• Отрывок текста
'''

Книга Кропоткина направлена против консервативной приверженности устаревшим представлениям. Она была революционной в науках о Земле.
Но здоровье становилось все хуже. Врач сказал, что Кропоткину не протянуть и двух месяцев. Нужно изменить обстановку. Прокурор согласился перевести узника в госпиталь лишь в том случае, если будет дана справка, что он умрет через десять дней. Кропоткина осмотрел ассистент знаменитого физиолога А. М. Сеченова и дал требуемое заключение. И вот он в тюремном отделении военного госпиталя. Громадный госпиталь, вмещавший до двух тысяч больных… В тюремном отделении уже жили двое кружковцев, умиравших от чахотки.
Под напором лучей весеннего солнца и свежего воздуха, вливавшегося в открытое окно, болезнь стремительно отступала. Силы возвращались.
Однажды Кропоткин получил записку с воли: «Попроситесь на прогулку». Прогулку разрешили - ежедневно по часу. Было еще очень трудно ходить, но в первый же раз, выйдя во двор, узник увидел то, что заставило его пережить необычайное волнение. Раскрытые ворота на улицу были совсем близко, всего в каких-нибудь ста шагах. За ними - свобода! Ворота раскрывают каждый день, пропуская возы с дровами. Каждый день!
Двор охранялся - вдоль тюремной стены по тропинке вышагивали два часовых. Третий стоял в будке ворот. Но все же возможность побега представилась волнующе реальной. Друзья на воле, с которыми не прекращалась связь шифрованными записками, передававшимися при свиданиях, поддержали идею побега. Кружок, в котором были уже новые люди, лично не знавшие Кропоткина, энергично взялся за подготовку его освобождения. Потребовалось около месяца для того, чтобы найти лошадь, подходящего кучера, разработать систему сигналов…
Первая попытка была назначена на 29 июня, день Петра и Павла. Сигнал с воли должен быть подан воздушным шариком, отпущенным в небо. Но в этот день у Гостиного двора почему-то не продавалось ни одного детского шарика. Помеха эта оказалась кстати: пролетка с беглецом была бы непременно задержана из-за возов с дровами, которые как раз в это время оказались на улице. Организаторы побега установили на протяжении двух верст своих людей, которые следили за движением. По цепочке передавался условный сигнал о том, что улицы свободны. Узник об этом узнает по звукам скрипки из серенького домика напротив госпиталя, который специально сняли друзья. Об этом Кропоткину сообщила Софья Лаврова в записке, положенной в механизм часов.

'''

• Условие задания
Дословно повторите часть отрывка: всё, начиная со слов «Книга Кропоткина направлена» и ниже, вплоть до слов «отступала. Силы возвращались.». Следующий перечень никак не связан с отрывком.

• Исходные данные

'''

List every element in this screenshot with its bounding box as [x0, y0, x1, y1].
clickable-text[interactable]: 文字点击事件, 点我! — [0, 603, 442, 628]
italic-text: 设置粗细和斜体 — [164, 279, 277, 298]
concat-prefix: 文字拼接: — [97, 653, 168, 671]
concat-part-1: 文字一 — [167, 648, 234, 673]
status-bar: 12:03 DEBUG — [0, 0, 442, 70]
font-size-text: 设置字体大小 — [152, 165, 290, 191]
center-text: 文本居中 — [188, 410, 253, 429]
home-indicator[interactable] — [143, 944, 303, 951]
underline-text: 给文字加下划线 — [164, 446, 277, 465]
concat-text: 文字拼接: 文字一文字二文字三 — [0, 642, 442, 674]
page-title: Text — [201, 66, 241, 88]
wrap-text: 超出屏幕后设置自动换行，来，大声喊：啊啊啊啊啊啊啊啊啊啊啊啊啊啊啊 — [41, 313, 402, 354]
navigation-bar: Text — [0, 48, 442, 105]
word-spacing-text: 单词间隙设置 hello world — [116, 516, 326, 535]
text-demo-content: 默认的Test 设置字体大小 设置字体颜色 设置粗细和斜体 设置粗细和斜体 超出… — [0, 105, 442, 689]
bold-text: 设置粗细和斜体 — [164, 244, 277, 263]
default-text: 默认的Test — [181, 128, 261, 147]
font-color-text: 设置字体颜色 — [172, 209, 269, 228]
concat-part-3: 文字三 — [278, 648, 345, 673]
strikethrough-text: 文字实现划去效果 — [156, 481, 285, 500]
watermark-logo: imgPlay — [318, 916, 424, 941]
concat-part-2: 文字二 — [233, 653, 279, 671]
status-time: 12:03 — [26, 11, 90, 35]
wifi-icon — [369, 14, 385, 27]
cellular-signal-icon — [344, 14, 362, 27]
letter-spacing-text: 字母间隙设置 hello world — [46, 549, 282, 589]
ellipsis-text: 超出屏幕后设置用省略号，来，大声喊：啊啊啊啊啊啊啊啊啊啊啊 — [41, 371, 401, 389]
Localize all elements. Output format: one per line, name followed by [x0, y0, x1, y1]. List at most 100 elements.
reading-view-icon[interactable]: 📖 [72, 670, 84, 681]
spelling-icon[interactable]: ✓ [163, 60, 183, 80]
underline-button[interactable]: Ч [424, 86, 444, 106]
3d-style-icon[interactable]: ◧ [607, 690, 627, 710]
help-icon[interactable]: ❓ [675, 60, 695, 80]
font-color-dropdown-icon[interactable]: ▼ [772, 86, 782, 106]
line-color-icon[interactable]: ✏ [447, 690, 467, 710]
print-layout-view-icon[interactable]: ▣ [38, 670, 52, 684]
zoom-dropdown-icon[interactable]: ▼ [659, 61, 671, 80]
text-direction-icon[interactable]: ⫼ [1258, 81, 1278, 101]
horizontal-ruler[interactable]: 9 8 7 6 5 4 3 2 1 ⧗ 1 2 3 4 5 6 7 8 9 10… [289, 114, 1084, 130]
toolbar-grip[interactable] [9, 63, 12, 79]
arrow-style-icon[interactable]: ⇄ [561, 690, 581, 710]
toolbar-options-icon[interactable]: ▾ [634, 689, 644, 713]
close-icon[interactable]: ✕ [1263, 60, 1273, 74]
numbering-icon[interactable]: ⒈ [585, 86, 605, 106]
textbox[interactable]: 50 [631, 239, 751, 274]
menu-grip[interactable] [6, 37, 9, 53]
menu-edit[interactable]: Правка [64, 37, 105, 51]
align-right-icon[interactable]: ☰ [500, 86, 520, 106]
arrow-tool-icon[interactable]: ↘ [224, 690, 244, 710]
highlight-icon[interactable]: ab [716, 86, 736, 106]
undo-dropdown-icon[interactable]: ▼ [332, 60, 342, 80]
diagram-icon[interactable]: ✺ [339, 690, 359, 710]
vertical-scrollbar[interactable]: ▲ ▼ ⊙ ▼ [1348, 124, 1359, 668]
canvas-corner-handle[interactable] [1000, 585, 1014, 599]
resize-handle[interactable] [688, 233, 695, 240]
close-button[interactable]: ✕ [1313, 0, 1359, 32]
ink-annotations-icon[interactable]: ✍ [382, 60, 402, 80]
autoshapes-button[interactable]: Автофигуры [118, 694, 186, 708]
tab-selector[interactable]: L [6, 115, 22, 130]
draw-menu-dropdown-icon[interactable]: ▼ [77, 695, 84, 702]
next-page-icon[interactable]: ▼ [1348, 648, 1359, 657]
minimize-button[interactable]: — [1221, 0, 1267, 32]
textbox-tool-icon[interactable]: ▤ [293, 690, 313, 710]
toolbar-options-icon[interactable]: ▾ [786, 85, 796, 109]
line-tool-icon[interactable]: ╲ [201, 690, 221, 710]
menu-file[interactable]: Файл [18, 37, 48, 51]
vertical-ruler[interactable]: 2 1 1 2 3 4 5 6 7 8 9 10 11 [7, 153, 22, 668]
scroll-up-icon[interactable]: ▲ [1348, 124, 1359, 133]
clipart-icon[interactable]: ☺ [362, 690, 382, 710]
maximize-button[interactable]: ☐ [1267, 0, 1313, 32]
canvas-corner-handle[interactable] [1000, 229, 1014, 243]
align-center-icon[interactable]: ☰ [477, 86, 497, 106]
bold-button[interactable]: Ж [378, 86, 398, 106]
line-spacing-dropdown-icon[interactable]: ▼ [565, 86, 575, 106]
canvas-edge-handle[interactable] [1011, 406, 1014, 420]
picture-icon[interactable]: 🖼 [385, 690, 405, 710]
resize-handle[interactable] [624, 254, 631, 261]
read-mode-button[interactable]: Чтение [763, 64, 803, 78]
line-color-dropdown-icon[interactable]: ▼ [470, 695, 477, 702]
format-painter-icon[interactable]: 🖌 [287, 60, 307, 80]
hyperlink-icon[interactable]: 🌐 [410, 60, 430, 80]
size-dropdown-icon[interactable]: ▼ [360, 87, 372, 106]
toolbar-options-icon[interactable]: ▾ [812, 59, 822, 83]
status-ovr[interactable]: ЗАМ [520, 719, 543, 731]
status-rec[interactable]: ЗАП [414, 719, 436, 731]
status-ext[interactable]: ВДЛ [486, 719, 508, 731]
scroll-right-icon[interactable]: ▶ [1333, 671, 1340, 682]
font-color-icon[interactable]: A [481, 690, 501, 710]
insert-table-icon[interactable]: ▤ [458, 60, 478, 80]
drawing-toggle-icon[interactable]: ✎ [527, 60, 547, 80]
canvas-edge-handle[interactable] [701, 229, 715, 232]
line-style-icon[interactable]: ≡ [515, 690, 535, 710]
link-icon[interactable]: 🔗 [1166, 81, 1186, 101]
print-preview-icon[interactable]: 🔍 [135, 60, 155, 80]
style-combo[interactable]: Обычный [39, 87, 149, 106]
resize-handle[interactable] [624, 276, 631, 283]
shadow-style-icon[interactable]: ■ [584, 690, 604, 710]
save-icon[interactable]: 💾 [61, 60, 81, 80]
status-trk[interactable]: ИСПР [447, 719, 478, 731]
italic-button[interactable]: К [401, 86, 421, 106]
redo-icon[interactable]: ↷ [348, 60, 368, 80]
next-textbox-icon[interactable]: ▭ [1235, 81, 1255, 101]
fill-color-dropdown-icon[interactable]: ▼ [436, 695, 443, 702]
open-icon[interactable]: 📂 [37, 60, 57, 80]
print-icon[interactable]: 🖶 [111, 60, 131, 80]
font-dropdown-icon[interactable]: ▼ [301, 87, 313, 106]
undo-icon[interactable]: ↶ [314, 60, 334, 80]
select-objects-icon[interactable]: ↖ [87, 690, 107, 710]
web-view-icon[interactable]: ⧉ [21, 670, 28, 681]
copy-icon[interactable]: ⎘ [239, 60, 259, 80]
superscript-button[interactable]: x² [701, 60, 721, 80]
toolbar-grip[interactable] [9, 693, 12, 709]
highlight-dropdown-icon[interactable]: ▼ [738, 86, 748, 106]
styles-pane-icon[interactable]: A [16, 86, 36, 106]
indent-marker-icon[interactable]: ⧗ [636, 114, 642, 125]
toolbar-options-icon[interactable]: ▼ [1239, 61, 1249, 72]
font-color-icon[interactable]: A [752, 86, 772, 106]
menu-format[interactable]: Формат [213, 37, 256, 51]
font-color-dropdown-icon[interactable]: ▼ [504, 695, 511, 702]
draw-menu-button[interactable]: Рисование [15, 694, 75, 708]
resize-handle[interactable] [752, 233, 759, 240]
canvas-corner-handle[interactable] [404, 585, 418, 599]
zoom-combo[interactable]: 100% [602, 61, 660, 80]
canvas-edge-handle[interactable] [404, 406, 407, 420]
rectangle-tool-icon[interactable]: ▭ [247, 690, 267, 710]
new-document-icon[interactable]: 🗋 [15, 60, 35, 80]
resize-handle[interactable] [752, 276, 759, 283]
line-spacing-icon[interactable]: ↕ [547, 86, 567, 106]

'''

• Ответ ниже
Книга Кропоткина направлена против консервативной приверженности устаревшим представлениям. Она была революционной в науках о Земле.
Но здоровье становилось все хуже. Врач сказал, что Кропоткину не протянуть и двух месяцев. Нужно изменить обстановку. Прокурор согласился перевести узника в госпиталь лишь в том случае, если будет дана справка, что он умрет через десять дней. Кропоткина осмотрел ассистент знаменитого физиолога А. М. Сеченова и дал требуемое заключение. И вот он в тюремном отделении военного госпиталя. Громадный госпиталь, вмещавший до двух тысяч больных… В тюремном отделении уже жили двое кружковцев, умиравших от чахотки.
Под напором лучей весеннего солнца и свежего воздуха, вливавшегося в открытое окно, болезнь стремительно отступала. Силы возвращались.